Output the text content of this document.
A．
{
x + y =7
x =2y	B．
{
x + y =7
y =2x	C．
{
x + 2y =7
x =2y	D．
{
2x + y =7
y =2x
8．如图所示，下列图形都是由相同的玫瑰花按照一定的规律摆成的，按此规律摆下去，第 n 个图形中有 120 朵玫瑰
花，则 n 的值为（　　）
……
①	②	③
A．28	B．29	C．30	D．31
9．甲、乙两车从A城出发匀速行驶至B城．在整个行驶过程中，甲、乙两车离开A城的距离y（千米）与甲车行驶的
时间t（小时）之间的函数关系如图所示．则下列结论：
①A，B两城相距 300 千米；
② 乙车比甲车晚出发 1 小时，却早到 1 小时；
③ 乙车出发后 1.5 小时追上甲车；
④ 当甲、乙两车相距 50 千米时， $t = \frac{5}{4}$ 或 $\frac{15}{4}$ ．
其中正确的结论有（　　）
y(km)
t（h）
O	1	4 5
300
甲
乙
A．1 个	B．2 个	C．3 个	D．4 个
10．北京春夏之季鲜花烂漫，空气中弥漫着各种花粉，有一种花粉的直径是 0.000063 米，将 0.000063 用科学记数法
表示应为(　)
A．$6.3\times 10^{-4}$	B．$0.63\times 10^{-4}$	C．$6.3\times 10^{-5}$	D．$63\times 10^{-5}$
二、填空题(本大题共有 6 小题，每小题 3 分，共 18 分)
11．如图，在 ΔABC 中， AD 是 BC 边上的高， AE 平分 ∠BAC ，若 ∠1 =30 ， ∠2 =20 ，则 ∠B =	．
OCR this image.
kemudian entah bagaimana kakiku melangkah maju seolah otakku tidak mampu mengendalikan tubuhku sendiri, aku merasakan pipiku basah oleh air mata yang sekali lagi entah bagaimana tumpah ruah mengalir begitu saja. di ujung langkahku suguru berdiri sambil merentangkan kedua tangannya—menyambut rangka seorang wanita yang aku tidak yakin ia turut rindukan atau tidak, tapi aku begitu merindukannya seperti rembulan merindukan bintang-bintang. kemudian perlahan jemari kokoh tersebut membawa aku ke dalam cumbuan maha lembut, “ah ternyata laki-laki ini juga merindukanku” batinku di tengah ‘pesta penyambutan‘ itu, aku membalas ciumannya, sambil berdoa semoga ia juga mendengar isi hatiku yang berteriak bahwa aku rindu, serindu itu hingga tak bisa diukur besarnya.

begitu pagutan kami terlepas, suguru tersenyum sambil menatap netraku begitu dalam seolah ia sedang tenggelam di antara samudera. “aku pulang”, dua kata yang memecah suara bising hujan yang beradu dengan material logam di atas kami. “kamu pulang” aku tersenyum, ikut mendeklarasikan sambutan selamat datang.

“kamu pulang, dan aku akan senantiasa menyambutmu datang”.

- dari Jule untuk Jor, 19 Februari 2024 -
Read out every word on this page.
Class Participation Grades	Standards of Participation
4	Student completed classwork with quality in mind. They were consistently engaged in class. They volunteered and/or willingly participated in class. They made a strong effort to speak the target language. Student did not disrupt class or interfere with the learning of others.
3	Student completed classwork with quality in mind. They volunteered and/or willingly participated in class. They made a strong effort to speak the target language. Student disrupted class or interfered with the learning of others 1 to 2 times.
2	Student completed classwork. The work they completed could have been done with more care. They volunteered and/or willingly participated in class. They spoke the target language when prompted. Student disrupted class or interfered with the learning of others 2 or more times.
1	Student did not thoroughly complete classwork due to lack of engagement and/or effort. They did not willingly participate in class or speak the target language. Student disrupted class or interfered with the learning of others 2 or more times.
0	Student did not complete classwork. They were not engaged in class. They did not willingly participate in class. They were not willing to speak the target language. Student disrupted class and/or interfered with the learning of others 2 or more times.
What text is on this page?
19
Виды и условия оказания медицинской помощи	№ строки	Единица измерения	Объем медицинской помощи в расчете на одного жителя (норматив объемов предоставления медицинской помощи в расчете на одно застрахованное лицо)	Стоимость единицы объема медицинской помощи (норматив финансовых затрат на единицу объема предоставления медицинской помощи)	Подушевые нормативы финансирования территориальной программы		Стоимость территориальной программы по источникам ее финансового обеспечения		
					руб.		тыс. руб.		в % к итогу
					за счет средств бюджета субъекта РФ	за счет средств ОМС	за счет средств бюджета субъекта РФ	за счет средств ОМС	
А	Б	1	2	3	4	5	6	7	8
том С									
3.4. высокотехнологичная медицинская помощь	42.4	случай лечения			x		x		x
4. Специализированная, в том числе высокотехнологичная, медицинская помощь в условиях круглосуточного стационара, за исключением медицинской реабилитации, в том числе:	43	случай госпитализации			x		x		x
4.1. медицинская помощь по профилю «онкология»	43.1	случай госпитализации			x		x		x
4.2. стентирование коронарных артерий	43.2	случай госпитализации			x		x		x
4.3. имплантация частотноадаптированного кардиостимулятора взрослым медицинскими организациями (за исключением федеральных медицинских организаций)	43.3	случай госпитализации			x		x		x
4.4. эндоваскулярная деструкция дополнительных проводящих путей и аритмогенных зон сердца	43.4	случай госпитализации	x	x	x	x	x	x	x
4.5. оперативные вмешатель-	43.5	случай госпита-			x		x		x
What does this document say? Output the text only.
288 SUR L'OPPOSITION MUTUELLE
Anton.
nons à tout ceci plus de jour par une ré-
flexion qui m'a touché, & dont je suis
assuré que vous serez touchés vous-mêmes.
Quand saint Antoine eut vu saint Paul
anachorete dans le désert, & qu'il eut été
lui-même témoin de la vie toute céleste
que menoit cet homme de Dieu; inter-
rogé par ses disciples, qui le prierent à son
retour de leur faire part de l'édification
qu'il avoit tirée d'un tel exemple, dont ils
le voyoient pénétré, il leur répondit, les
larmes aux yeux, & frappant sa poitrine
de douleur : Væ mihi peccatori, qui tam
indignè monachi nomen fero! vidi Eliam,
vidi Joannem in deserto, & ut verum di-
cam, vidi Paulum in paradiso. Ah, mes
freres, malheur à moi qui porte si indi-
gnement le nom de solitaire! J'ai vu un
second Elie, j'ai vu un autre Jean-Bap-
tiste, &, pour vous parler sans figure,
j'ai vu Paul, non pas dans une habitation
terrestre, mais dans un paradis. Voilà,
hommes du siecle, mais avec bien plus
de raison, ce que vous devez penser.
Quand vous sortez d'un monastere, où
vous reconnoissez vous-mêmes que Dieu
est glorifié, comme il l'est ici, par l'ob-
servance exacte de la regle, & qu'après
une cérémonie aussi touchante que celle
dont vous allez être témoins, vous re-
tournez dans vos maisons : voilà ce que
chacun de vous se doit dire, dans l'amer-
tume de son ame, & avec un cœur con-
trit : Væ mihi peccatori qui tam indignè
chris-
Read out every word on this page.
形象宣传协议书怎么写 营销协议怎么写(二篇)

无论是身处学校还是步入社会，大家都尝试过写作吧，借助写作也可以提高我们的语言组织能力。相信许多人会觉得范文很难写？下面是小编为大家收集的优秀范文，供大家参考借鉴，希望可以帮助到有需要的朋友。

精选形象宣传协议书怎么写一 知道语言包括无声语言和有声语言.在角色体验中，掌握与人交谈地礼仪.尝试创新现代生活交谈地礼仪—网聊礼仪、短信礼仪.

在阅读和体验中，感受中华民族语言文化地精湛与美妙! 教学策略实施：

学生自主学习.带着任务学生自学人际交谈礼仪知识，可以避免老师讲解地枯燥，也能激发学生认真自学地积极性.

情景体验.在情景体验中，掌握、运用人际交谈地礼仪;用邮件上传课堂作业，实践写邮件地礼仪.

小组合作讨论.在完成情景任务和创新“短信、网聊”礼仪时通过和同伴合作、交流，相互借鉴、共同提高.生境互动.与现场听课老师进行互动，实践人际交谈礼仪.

____________________

§ WHAT TO DO
Restate the listing above word for word.

§ THE SOLUTION
Output the text content of this document.
A．
{
x + y =7
x =2y	B．
{
x + y =7
y =2x	C．
{
x + 2y =7
x =2y	D．
{
2x + y =7
y =2x
8．如图所示，下列图形都是由相同的玫瑰花按照一定的规律摆成的，按此规律摆下去，第 n 个图形中有 120 朵玫瑰
花，则 n 的值为（　　）
……
①	②	③
A．28	B．29	C．30	D．31
9．甲、乙两车从A城出发匀速行驶至B城．在整个行驶过程中，甲、乙两车离开A城的距离y（千米）与甲车行驶的
时间t（小时）之间的函数关系如图所示．则下列结论：
①A，B两城相距 300 千米；
② 乙车比甲车晚出发 1 小时，却早到 1 小时；
③ 乙车出发后 1.5 小时追上甲车；
④ 当甲、乙两车相距 50 千米时， $t = \frac{5}{4}$ 或 $\frac{15}{4}$ ．
其中正确的结论有（　　）
y(km)
t（h）
O	1	4 5
300
甲
乙
A．1 个	B．2 个	C．3 个	D．4 个
10．北京春夏之季鲜花烂漫，空气中弥漫着各种花粉，有一种花粉的直径是 0.000063 米，将 0.000063 用科学记数法
表示应为(　)
A．$6.3\times 10^{-4}$	B．$0.63\times 10^{-4}$	C．$6.3\times 10^{-5}$	D．$63\times 10^{-5}$
二、填空题(本大题共有 6 小题，每小题 3 分，共 18 分)
11．如图，在 ΔABC 中， AD 是 BC 边上的高， AE 平分 ∠BAC ，若 ∠1 =30 ， ∠2 =20 ，则 ∠B =	．
OCR this image.
kemudian entah bagaimana kakiku melangkah maju seolah otakku tidak mampu mengendalikan tubuhku sendiri, aku merasakan pipiku basah oleh air mata yang sekali lagi entah bagaimana tumpah ruah mengalir begitu saja. di ujung langkahku suguru berdiri sambil merentangkan kedua tangannya—menyambut rangka seorang wanita yang aku tidak yakin ia turut rindukan atau tidak, tapi aku begitu merindukannya seperti rembulan merindukan bintang-bintang. kemudian perlahan jemari kokoh tersebut membawa aku ke dalam cumbuan maha lembut, “ah ternyata laki-laki ini juga merindukanku” batinku di tengah ‘pesta penyambutan‘ itu, aku membalas ciumannya, sambil berdoa semoga ia juga mendengar isi hatiku yang berteriak bahwa aku rindu, serindu itu hingga tak bisa diukur besarnya.

begitu pagutan kami terlepas, suguru tersenyum sambil menatap netraku begitu dalam seolah ia sedang tenggelam di antara samudera. “aku pulang”, dua kata yang memecah suara bising hujan yang beradu dengan material logam di atas kami. “kamu pulang” aku tersenyum, ikut mendeklarasikan sambutan selamat datang.

“kamu pulang, dan aku akan senantiasa menyambutmu datang”.

- dari Jule untuk Jor, 19 Februari 2024 -
Read out every word on this page.
Class Participation Grades	Standards of Participation
4	Student completed classwork with quality in mind. They were consistently engaged in class. They volunteered and/or willingly participated in class. They made a strong effort to speak the target language. Student did not disrupt class or interfere with the learning of others.
3	Student completed classwork with quality in mind. They volunteered and/or willingly participated in class. They made a strong effort to speak the target language. Student disrupted class or interfered with the learning of others 1 to 2 times.
2	Student completed classwork. The work they completed could have been done with more care. They volunteered and/or willingly participated in class. They spoke the target language when prompted. Student disrupted class or interfered with the learning of others 2 or more times.
1	Student did not thoroughly complete classwork due to lack of engagement and/or effort. They did not willingly participate in class or speak the target language. Student disrupted class or interfered with the learning of others 2 or more times.
0	Student did not complete classwork. They were not engaged in class. They did not willingly participate in class. They were not willing to speak the target language. Student disrupted class and/or interfered with the learning of others 2 or more times.
What text is on this page?
19
Виды и условия оказания медицинской помощи	№ строки	Единица измерения	Объем медицинской помощи в расчете на одного жителя (норматив объемов предоставления медицинской помощи в расчете на одно застрахованное лицо)	Стоимость единицы объема медицинской помощи (норматив финансовых затрат на единицу объема предоставления медицинской помощи)	Подушевые нормативы финансирования территориальной программы		Стоимость территориальной программы по источникам ее финансового обеспечения		
					руб.		тыс. руб.		в % к итогу
					за счет средств бюджета субъекта РФ	за счет средств ОМС	за счет средств бюджета субъекта РФ	за счет средств ОМС	
А	Б	1	2	3	4	5	6	7	8
том С									
3.4. высокотехнологичная медицинская помощь	42.4	случай лечения			x		x		x
4. Специализированная, в том числе высокотехнологичная, медицинская помощь в условиях круглосуточного стационара, за исключением медицинской реабилитации, в том числе:	43	случай госпитализации			x		x		x
4.1. медицинская помощь по профилю «онкология»	43.1	случай госпитализации			x		x		x
4.2. стентирование коронарных артерий	43.2	случай госпитализации			x		x		x
4.3. имплантация частотноадаптированного кардиостимулятора взрослым медицинскими организациями (за исключением федеральных медицинских организаций)	43.3	случай госпитализации			x		x		x
4.4. эндоваскулярная деструкция дополнительных проводящих путей и аритмогенных зон сердца	43.4	случай госпитализации	x	x	x	x	x	x	x
4.5. оперативные вмешатель-	43.5	случай госпита-			x		x		x
What does this document say? Output the text only.
288 SUR L'OPPOSITION MUTUELLE
Anton.
nons à tout ceci plus de jour par une ré-
flexion qui m'a touché, & dont je suis
assuré que vous serez touchés vous-mêmes.
Quand saint Antoine eut vu saint Paul
anachorete dans le désert, & qu'il eut été
lui-même témoin de la vie toute céleste
que menoit cet homme de Dieu; inter-
rogé par ses disciples, qui le prierent à son
retour de leur faire part de l'édification
qu'il avoit tirée d'un tel exemple, dont ils
le voyoient pénétré, il leur répondit, les
larmes aux yeux, & frappant sa poitrine
de douleur : Væ mihi peccatori, qui tam
indignè monachi nomen fero! vidi Eliam,
vidi Joannem in deserto, & ut verum di-
cam, vidi Paulum in paradiso. Ah, mes
freres, malheur à moi qui porte si indi-
gnement le nom de solitaire! J'ai vu un
second Elie, j'ai vu un autre Jean-Bap-
tiste, &, pour vous parler sans figure,
j'ai vu Paul, non pas dans une habitation
terrestre, mais dans un paradis. Voilà,
hommes du siecle, mais avec bien plus
de raison, ce que vous devez penser.
Quand vous sortez d'un monastere, où
vous reconnoissez vous-mêmes que Dieu
est glorifié, comme il l'est ici, par l'ob-
servance exacte de la regle, & qu'après
une cérémonie aussi touchante que celle
dont vous allez être témoins, vous re-
tournez dans vos maisons : voilà ce que
chacun de vous se doit dire, dans l'amer-
tume de son ame, & avec un cœur con-
trit : Væ mihi peccatori qui tam indignè
chris-
Read out every word on this page.
形象宣传协议书怎么写 营销协议怎么写(二篇)

无论是身处学校还是步入社会，大家都尝试过写作吧，借助写作也可以提高我们的语言组织能力。相信许多人会觉得范文很难写？下面是小编为大家收集的优秀范文，供大家参考借鉴，希望可以帮助到有需要的朋友。

精选形象宣传协议书怎么写一 知道语言包括无声语言和有声语言.在角色体验中，掌握与人交谈地礼仪.尝试创新现代生活交谈地礼仪—网聊礼仪、短信礼仪.

在阅读和体验中，感受中华民族语言文化地精湛与美妙! 教学策略实施：

学生自主学习.带着任务学生自学人际交谈礼仪知识，可以避免老师讲解地枯燥，也能激发学生认真自学地积极性.

情景体验.在情景体验中，掌握、运用人际交谈地礼仪;用邮件上传课堂作业，实践写邮件地礼仪.

小组合作讨论.在完成情景任务和创新“短信、网聊”礼仪时通过和同伴合作、交流，相互借鉴、共同提高.生境互动.与现场听课老师进行互动，实践人际交谈礼仪.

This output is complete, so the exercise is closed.